— GIVEN EXERCISE —
Scan each line of the records for the word "Coalition" and extract the ones that have it.

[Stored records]

>> Begin

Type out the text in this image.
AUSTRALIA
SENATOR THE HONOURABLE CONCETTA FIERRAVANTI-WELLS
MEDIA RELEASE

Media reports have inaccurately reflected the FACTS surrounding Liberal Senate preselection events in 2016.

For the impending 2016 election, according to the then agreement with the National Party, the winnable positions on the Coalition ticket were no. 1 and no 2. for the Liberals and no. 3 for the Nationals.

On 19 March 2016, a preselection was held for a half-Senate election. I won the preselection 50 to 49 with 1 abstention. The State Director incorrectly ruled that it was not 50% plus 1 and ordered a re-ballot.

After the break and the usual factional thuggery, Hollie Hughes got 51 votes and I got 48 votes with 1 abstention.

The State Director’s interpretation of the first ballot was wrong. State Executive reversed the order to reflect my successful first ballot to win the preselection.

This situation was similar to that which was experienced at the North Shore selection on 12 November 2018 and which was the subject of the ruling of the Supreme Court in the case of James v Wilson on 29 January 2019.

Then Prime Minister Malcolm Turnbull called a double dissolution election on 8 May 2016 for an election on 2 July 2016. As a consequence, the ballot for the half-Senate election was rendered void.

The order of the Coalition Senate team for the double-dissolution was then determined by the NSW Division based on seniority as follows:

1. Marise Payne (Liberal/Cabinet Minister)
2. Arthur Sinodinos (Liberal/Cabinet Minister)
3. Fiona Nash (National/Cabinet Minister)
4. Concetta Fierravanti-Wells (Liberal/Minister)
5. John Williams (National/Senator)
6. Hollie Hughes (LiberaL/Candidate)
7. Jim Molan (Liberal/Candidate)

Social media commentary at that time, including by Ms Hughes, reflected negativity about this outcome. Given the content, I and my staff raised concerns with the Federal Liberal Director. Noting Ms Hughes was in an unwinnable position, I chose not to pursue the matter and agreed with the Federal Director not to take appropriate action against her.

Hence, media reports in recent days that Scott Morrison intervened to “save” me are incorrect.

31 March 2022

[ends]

>> End

— FINAL ANSWER —
For the impending 2016 election, according to the then agreement with the National Party, the winnable positions on the Coalition ticket were no. 1 and no 2. for the Liberals and no. 3 for the Nationals.
The order of the Coalition Senate team for the double-dissolution was then determined by the NSW Division based on seniority as follows:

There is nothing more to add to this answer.